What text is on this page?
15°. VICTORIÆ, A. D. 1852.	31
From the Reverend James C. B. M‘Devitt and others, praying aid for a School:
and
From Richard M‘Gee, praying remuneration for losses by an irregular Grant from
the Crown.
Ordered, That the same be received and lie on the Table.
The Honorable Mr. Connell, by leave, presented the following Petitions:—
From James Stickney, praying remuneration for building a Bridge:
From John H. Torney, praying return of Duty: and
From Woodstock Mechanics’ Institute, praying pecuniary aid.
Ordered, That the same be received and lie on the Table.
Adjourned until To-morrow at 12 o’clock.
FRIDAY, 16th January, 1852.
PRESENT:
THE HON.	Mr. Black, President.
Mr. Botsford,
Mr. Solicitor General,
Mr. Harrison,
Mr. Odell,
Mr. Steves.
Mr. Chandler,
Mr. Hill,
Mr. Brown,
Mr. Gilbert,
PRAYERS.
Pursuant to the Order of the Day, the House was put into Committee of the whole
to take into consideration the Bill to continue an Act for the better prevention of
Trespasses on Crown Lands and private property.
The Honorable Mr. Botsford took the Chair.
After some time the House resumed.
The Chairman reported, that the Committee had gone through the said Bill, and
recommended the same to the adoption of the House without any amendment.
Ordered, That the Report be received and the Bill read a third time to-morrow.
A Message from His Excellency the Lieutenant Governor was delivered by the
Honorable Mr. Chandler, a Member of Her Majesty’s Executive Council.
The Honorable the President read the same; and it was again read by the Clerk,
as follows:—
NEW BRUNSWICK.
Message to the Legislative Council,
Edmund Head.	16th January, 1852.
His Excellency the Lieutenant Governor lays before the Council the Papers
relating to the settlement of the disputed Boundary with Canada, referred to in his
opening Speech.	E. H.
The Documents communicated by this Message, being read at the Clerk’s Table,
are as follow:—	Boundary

★ ★ ★ ★ ★

# EXERCISE
Check every line for "Honorable" and show the ones that have it.

# WORKED ANSWER
The Honorable Mr. Connell, by leave, presented the following Petitions:—
The Honorable Mr. Botsford took the Chair.
Honorable Mr. Chandler, a Member of Her Majesty’s Executive Council.
The Honorable the President read the same; and it was again read by the Clerk,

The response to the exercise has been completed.